- Exercise
Extract the text of every entry below exactly; leave images out.

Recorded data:
——————————

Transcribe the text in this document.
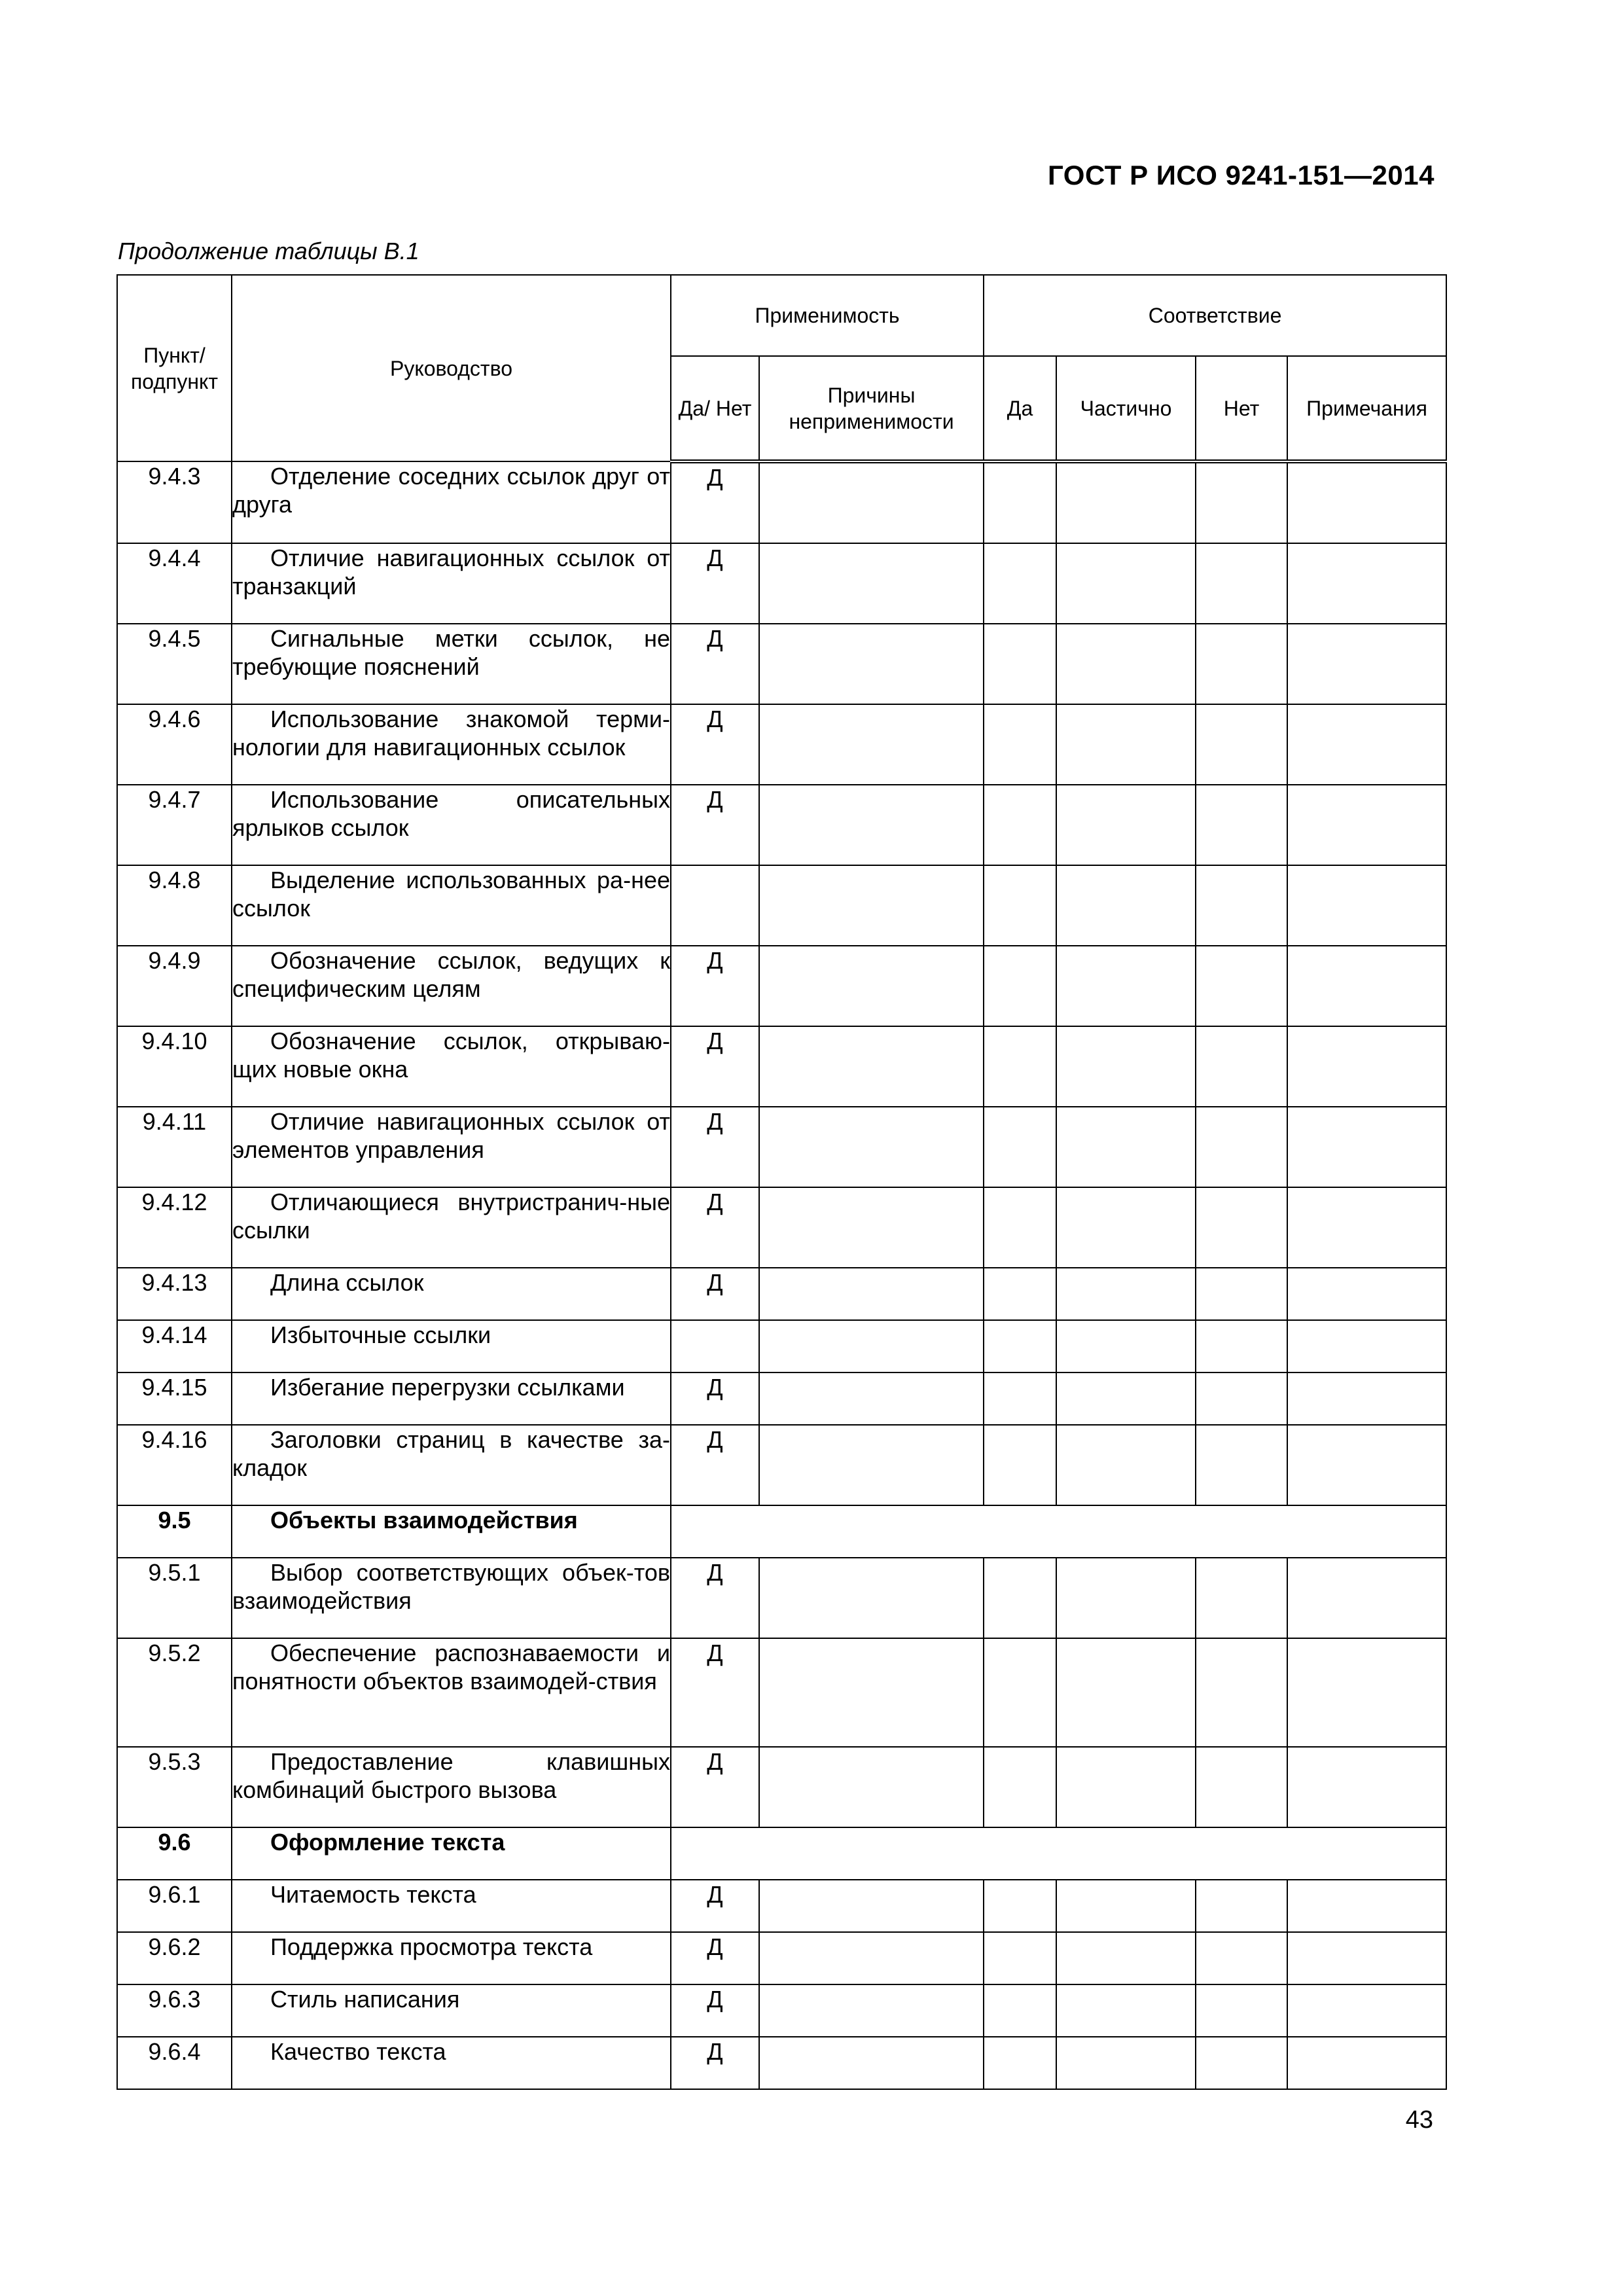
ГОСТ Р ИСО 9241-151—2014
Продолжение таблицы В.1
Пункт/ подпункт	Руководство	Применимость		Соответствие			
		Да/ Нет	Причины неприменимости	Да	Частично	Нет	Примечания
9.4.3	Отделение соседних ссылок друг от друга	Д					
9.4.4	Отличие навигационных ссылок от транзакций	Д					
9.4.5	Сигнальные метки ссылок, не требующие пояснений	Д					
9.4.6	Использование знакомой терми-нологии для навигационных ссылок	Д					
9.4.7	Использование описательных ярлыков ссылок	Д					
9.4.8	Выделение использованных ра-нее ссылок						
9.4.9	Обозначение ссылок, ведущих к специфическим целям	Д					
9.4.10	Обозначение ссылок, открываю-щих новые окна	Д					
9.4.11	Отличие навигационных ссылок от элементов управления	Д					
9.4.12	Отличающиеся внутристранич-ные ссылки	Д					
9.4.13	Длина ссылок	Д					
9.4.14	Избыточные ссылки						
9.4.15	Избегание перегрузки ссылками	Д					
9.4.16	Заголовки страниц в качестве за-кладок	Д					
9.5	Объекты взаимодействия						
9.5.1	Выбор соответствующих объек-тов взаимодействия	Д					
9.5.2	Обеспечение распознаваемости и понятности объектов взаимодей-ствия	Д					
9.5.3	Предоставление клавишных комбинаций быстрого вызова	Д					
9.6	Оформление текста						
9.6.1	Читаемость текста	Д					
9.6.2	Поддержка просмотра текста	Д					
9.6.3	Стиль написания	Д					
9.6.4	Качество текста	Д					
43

——————————

- Final answer
Transcribe the text in this document.
ГОСТ Р ИСО 9241-151—2014
Продолжение таблицы В.1
Пункт/ подпункт	Руководство	Применимость		Соответствие			
		Да/ Нет	Причины неприменимости	Да	Частично	Нет	Примечания
9.4.3	Отделение соседних ссылок друг от друга	Д					
9.4.4	Отличие навигационных ссылок от транзакций	Д					
9.4.5	Сигнальные метки ссылок, не требующие пояснений	Д					
9.4.6	Использование знакомой терми-нологии для навигационных ссылок	Д					
9.4.7	Использование описательных ярлыков ссылок	Д					
9.4.8	Выделение использованных ра-нее ссылок						
9.4.9	Обозначение ссылок, ведущих к специфическим целям	Д					
9.4.10	Обозначение ссылок, открываю-щих новые окна	Д					
9.4.11	Отличие навигационных ссылок от элементов управления	Д					
9.4.12	Отличающиеся внутристранич-ные ссылки	Д					
9.4.13	Длина ссылок	Д					
9.4.14	Избыточные ссылки						
9.4.15	Избегание перегрузки ссылками	Д					
9.4.16	Заголовки страниц в качестве за-кладок	Д					
9.5	Объекты взаимодействия						
9.5.1	Выбор соответствующих объек-тов взаимодействия	Д					
9.5.2	Обеспечение распознаваемости и понятности объектов взаимодей-ствия	Д					
9.5.3	Предоставление клавишных комбинаций быстрого вызова	Д					
9.6	Оформление текста						
9.6.1	Читаемость текста	Д					
9.6.2	Поддержка просмотра текста	Д					
9.6.3	Стиль написания	Д					
9.6.4	Качество текста	Д					
43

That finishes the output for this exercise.